• Work instruction: In the abstract on the new plasmid series, what two proteins were cloned into the low copy plasmids to demonstrate their functionality?

Generation of a plasmid series for rapid sub-cloning and use in various Enterobacteriaceae

Abstract

Plasmids are molecular genetic tools used for trans-complementation and gene expression in bacteria. Challenges faced by researchers include limited repertoire of antibiotic resistance of plasmids, issues related to plasmid compatibility and restricted or incompatible multiple cloning sites when needing to change plasmid copy number to tune production of their protein of interest. In this study, a series of plasmids were generated with compatible multiple cloning sites and homologous DNA regions to allow for modular cloning for rapid exchange of antibiotic resistance and plasmid origin. Plasmids generated in this series have options for high, mid, and low plasmid copy number, and have either an integrated FLAG epitope in the multiple cloning site or possess an uninterrupted multiple cloning site with the option of using the common LacZ-based blue/white screening method. Low copy plasmids also have one of five antibiotic selection markers. To demonstrate functionality of these plasmids, a representative FLAG tagged protein and mCherry were cloned into the low copy plasmids and expressed in various bacteria belonging to the Enterobacteriaceae family. In conclusion, by creating a new plasmid series, we have expanded the toolkit of available molecular biology tools for bacterial work.

• Listed records:
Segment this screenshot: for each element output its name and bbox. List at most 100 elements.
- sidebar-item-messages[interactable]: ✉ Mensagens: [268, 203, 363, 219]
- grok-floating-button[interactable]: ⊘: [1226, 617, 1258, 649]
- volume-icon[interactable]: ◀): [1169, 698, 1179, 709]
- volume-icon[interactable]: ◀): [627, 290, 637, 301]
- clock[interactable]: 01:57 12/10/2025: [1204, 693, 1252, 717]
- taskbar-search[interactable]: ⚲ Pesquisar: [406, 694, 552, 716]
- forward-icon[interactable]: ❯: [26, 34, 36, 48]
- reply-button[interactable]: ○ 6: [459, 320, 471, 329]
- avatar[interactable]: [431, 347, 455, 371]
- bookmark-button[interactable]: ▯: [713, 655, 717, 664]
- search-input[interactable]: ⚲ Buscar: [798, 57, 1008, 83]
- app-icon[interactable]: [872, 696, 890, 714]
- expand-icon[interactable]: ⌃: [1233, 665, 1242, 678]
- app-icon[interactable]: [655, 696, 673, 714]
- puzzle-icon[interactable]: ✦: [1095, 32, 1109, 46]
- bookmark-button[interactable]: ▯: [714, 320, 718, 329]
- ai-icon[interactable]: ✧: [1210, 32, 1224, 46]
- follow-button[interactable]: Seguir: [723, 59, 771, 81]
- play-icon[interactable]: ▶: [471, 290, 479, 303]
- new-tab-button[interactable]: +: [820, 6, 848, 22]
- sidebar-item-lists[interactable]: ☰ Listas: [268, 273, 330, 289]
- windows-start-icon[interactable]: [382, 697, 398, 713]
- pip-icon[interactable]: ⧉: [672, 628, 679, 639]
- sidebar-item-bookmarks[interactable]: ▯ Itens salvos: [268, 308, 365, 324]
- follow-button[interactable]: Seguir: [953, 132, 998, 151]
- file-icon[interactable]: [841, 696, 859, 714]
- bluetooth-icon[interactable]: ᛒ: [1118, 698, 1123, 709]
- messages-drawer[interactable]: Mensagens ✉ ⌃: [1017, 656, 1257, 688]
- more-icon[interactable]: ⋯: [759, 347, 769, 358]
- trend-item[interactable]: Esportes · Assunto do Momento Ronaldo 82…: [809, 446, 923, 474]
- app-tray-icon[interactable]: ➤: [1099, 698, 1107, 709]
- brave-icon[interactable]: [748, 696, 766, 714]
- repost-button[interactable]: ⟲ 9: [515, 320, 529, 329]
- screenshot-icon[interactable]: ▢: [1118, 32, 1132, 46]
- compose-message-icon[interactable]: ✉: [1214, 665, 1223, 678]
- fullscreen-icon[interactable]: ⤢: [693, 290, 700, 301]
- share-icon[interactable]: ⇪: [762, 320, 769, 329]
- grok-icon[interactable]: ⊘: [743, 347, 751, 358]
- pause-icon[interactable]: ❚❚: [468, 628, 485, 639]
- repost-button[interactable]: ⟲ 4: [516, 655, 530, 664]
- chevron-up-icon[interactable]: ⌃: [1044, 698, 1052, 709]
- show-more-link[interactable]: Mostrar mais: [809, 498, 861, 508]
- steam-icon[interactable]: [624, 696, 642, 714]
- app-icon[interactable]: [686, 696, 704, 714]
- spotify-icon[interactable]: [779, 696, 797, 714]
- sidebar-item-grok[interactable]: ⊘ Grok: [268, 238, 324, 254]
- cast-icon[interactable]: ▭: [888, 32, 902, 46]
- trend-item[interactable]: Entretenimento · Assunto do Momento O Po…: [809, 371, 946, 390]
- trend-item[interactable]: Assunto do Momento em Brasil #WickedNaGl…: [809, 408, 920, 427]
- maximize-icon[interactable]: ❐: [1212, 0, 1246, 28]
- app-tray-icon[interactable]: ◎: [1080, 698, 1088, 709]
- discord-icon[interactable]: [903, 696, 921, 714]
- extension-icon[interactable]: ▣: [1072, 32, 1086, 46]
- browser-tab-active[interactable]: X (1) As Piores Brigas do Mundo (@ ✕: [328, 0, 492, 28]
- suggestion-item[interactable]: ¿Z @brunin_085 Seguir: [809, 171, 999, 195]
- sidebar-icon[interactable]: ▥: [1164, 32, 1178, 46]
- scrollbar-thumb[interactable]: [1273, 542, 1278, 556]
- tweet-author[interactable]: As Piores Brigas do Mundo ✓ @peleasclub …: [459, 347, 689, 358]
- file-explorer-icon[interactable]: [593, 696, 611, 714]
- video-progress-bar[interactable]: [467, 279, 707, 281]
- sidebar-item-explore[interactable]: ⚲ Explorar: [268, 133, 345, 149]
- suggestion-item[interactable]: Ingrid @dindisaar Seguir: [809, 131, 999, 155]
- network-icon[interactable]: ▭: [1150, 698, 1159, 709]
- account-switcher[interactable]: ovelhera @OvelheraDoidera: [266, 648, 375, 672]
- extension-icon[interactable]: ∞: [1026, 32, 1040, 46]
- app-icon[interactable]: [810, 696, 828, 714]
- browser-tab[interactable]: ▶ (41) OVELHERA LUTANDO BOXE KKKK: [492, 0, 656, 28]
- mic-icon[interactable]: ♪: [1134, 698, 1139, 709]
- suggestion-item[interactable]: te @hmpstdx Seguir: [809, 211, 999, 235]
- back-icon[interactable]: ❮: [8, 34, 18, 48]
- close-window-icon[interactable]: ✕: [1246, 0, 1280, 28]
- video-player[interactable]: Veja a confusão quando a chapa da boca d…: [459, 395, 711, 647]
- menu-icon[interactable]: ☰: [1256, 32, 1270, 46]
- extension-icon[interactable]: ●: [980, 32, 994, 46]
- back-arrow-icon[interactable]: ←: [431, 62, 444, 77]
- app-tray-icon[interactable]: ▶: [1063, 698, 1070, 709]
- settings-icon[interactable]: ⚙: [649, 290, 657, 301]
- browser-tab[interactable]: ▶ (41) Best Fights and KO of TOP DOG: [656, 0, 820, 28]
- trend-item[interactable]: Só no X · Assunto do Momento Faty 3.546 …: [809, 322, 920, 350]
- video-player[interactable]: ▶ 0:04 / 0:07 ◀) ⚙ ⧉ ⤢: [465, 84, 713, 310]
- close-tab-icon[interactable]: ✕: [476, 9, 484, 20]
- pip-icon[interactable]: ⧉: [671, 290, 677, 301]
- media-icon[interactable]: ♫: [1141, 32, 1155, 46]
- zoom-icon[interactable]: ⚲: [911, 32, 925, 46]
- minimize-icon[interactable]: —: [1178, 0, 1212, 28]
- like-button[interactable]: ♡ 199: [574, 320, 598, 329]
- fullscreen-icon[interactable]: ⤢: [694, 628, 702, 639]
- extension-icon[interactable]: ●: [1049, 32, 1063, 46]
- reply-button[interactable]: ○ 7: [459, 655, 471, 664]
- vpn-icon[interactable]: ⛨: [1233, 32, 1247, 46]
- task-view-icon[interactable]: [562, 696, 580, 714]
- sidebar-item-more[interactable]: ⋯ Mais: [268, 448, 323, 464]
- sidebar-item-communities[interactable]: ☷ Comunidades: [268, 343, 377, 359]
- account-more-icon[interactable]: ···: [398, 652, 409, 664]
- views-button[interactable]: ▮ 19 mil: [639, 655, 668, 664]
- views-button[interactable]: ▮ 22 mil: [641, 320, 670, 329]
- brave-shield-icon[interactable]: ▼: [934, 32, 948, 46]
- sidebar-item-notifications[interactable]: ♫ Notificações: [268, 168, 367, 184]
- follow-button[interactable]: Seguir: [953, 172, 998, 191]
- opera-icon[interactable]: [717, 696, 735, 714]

• Answer below: A representative FLAG tagged protein and mCherry.